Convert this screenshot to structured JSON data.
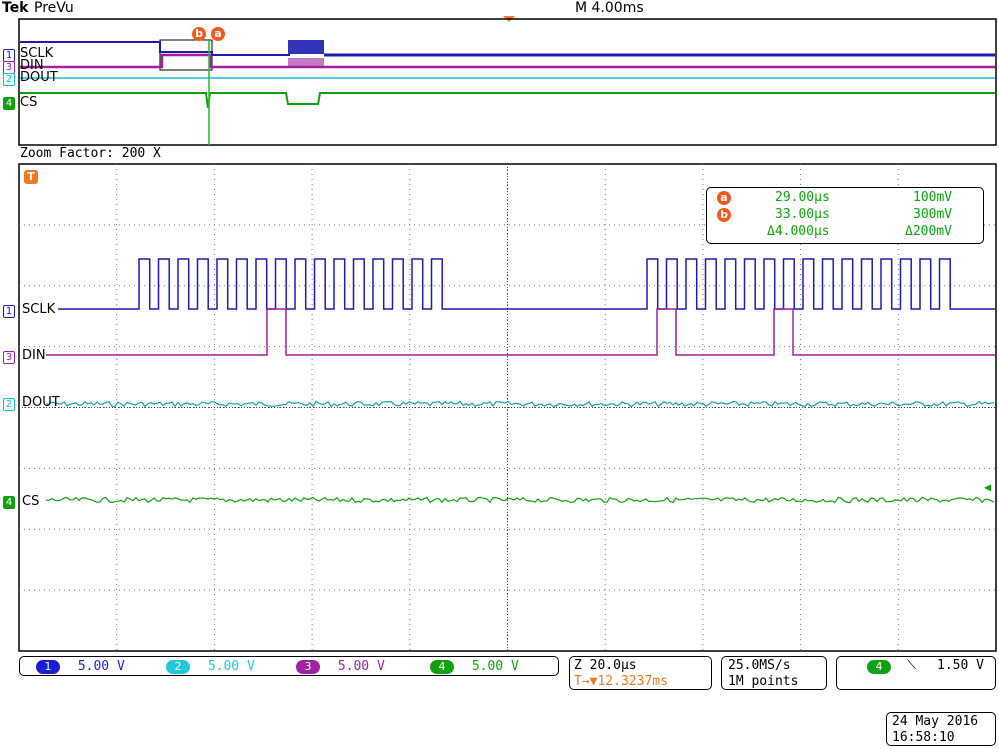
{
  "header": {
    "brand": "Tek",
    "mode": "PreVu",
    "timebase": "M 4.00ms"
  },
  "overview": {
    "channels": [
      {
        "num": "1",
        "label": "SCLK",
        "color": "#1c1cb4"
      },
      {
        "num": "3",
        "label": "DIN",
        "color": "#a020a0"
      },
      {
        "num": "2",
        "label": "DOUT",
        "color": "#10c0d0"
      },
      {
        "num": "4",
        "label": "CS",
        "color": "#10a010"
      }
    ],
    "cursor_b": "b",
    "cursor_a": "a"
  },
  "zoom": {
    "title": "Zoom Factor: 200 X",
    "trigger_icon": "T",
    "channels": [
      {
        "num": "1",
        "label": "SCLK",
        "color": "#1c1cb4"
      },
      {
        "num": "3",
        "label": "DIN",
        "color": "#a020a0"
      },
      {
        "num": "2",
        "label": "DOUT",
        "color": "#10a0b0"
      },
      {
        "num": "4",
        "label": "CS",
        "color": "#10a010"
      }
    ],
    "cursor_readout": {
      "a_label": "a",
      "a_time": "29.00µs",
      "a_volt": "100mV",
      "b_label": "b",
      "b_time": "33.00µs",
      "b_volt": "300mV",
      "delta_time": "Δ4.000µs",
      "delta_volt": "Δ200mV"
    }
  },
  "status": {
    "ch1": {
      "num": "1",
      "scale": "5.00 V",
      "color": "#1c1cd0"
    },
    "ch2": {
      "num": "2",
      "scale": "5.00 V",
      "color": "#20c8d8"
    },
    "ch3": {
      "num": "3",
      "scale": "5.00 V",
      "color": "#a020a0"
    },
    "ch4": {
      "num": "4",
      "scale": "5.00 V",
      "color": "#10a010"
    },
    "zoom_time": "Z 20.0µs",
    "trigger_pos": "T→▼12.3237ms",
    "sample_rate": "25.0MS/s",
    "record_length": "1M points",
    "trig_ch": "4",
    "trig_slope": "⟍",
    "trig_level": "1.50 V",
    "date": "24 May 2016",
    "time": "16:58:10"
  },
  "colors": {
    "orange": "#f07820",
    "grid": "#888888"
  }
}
---------------
Copy out the entries verbatim and leave the images out.

Convert this screenshot to structured JSON data.
{
  "header": {
    "brand": "Tek",
    "mode": "PreVu",
    "timebase": "M 4.00ms"
  },
  "overview": {
    "channels": [
      {
        "num": "1",
        "label": "SCLK",
        "color": "#1c1cb4"
      },
      {
        "num": "3",
        "label": "DIN",
        "color": "#a020a0"
      },
      {
        "num": "2",
        "label": "DOUT",
        "color": "#10c0d0"
      },
      {
        "num": "4",
        "label": "CS",
        "color": "#10a010"
      }
    ],
    "cursor_b": "b",
    "cursor_a": "a"
  },
  "zoom": {
    "title": "Zoom Factor: 200 X",
    "trigger_icon": "T",
    "channels": [
      {
        "num": "1",
        "label": "SCLK",
        "color": "#1c1cb4"
      },
      {
        "num": "3",
        "label": "DIN",
        "color": "#a020a0"
      },
      {
        "num": "2",
        "label": "DOUT",
        "color": "#10a0b0"
      },
      {
        "num": "4",
        "label": "CS",
        "color": "#10a010"
      }
    ],
    "cursor_readout": {
      "a_label": "a",
      "a_time": "29.00µs",
      "a_volt": "100mV",
      "b_label": "b",
      "b_time": "33.00µs",
      "b_volt": "300mV",
      "delta_time": "Δ4.000µs",
      "delta_volt": "Δ200mV"
    }
  },
  "status": {
    "ch1": {
      "num": "1",
      "scale": "5.00 V",
      "color": "#1c1cd0"
    },
    "ch2": {
      "num": "2",
      "scale": "5.00 V",
      "color": "#20c8d8"
    },
    "ch3": {
      "num": "3",
      "scale": "5.00 V",
      "color": "#a020a0"
    },
    "ch4": {
      "num": "4",
      "scale": "5.00 V",
      "color": "#10a010"
    },
    "zoom_time": "Z 20.0µs",
    "trigger_pos": "T→▼12.3237ms",
    "sample_rate": "25.0MS/s",
    "record_length": "1M points",
    "trig_ch": "4",
    "trig_slope": "⟍",
    "trig_level": "1.50 V",
    "date": "24 May 2016",
    "time": "16:58:10"
  },
  "colors": {
    "orange": "#f07820",
    "grid": "#888888"
  }
}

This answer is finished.